[Dataset items]
◆ ◆ ◆
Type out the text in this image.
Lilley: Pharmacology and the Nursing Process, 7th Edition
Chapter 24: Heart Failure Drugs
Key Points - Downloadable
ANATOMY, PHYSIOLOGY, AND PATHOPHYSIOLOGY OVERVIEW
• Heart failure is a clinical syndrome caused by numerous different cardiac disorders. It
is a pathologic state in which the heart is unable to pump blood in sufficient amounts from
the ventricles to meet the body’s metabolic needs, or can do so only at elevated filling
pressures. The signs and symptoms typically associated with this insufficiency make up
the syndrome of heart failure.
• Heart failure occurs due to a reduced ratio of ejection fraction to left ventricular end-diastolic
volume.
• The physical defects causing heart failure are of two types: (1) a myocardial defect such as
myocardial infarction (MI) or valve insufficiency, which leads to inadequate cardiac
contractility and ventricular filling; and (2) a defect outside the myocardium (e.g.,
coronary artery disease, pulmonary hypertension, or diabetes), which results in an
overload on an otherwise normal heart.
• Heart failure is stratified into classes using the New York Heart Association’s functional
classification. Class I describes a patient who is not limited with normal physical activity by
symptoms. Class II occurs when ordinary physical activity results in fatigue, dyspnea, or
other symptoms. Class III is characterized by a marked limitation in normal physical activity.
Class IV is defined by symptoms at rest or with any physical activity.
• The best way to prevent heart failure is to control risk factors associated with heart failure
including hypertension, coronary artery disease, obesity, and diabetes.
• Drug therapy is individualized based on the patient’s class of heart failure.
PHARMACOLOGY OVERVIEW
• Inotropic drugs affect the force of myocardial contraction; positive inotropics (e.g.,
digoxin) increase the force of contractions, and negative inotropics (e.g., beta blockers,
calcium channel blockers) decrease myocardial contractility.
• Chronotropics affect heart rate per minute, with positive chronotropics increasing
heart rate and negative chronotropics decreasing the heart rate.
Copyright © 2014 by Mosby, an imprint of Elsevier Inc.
◆ ◆ ◆
> _What to produce_:
Word for word, extract all the records.

> _Answer to this task_:
Type out the text in this image.
Lilley: Pharmacology and the Nursing Process, 7th Edition
Chapter 24: Heart Failure Drugs
Key Points - Downloadable
ANATOMY, PHYSIOLOGY, AND PATHOPHYSIOLOGY OVERVIEW
• Heart failure is a clinical syndrome caused by numerous different cardiac disorders. It
is a pathologic state in which the heart is unable to pump blood in sufficient amounts from
the ventricles to meet the body’s metabolic needs, or can do so only at elevated filling
pressures. The signs and symptoms typically associated with this insufficiency make up
the syndrome of heart failure.
• Heart failure occurs due to a reduced ratio of ejection fraction to left ventricular end-diastolic
volume.
• The physical defects causing heart failure are of two types: (1) a myocardial defect such as
myocardial infarction (MI) or valve insufficiency, which leads to inadequate cardiac
contractility and ventricular filling; and (2) a defect outside the myocardium (e.g.,
coronary artery disease, pulmonary hypertension, or diabetes), which results in an
overload on an otherwise normal heart.
• Heart failure is stratified into classes using the New York Heart Association’s functional
classification. Class I describes a patient who is not limited with normal physical activity by
symptoms. Class II occurs when ordinary physical activity results in fatigue, dyspnea, or
other symptoms. Class III is characterized by a marked limitation in normal physical activity.
Class IV is defined by symptoms at rest or with any physical activity.
• The best way to prevent heart failure is to control risk factors associated with heart failure
including hypertension, coronary artery disease, obesity, and diabetes.
• Drug therapy is individualized based on the patient’s class of heart failure.
PHARMACOLOGY OVERVIEW
• Inotropic drugs affect the force of myocardial contraction; positive inotropics (e.g.,
digoxin) increase the force of contractions, and negative inotropics (e.g., beta blockers,
calcium channel blockers) decrease myocardial contractility.
• Chronotropics affect heart rate per minute, with positive chronotropics increasing
heart rate and negative chronotropics decreasing the heart rate.
Copyright © 2014 by Mosby, an imprint of Elsevier Inc.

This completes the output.